-- Records shown start --
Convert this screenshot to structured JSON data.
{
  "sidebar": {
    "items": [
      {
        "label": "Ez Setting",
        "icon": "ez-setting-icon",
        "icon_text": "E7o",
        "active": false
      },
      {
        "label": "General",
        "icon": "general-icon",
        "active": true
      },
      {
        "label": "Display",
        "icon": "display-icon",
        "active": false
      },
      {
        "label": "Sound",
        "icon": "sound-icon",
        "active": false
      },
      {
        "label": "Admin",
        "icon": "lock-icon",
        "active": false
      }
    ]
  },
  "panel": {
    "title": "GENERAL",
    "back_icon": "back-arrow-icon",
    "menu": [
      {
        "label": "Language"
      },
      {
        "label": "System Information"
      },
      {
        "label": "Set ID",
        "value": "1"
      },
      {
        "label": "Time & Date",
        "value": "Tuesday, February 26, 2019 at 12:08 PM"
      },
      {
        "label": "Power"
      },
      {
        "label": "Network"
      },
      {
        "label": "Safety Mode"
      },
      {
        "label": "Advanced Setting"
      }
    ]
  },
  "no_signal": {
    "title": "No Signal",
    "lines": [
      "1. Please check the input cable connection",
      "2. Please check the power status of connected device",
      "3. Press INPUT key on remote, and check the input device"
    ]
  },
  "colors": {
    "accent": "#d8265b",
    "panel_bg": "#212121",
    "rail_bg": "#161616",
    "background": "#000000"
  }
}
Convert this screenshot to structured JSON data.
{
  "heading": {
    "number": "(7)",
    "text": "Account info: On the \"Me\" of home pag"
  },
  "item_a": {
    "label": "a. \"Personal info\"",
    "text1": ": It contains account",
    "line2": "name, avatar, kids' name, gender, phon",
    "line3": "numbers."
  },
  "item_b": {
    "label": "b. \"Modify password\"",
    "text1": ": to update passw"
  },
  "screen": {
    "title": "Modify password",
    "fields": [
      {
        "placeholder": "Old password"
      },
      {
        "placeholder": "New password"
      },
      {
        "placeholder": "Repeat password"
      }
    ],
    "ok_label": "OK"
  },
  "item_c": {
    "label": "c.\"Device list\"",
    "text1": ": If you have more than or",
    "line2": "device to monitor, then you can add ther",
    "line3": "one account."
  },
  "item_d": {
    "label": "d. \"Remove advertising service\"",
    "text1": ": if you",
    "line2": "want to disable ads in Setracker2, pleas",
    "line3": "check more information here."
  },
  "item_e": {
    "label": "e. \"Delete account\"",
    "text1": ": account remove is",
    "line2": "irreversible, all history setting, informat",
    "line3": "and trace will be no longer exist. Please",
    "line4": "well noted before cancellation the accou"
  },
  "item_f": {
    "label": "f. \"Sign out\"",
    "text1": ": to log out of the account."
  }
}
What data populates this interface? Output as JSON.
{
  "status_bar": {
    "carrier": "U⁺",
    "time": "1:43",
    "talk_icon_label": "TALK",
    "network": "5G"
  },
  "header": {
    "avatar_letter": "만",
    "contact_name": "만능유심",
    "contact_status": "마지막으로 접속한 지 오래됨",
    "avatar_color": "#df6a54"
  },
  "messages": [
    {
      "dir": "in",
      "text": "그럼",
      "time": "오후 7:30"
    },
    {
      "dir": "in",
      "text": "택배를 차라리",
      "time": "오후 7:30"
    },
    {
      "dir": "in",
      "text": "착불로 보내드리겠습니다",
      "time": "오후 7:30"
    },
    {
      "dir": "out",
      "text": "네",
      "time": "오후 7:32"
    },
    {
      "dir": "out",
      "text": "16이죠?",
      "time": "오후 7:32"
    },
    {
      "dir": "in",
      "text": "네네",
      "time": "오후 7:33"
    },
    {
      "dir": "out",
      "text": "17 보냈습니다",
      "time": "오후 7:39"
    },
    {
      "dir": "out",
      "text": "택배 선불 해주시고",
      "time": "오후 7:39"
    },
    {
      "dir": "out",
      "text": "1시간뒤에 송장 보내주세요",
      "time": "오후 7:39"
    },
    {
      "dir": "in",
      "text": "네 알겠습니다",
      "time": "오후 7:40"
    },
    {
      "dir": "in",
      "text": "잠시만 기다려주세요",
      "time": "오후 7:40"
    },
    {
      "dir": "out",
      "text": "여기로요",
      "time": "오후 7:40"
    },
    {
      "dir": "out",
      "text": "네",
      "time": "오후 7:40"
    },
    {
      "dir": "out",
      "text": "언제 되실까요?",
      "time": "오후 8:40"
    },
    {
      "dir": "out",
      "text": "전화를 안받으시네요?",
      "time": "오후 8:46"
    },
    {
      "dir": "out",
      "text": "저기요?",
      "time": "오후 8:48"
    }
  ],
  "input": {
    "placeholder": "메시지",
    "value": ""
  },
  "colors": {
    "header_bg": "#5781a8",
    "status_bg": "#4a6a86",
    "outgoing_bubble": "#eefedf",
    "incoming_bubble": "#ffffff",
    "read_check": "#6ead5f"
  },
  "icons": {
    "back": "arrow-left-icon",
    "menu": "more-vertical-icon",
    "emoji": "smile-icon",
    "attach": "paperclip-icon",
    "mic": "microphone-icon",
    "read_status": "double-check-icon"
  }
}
-- Records shown end --
= Stated exercise =
Every line in the data above that contains "input" needs to be copied.

= The reply =
      "1. Please check the input cable connection",
      "3. Press INPUT key on remote, and check the input device"
  "input": {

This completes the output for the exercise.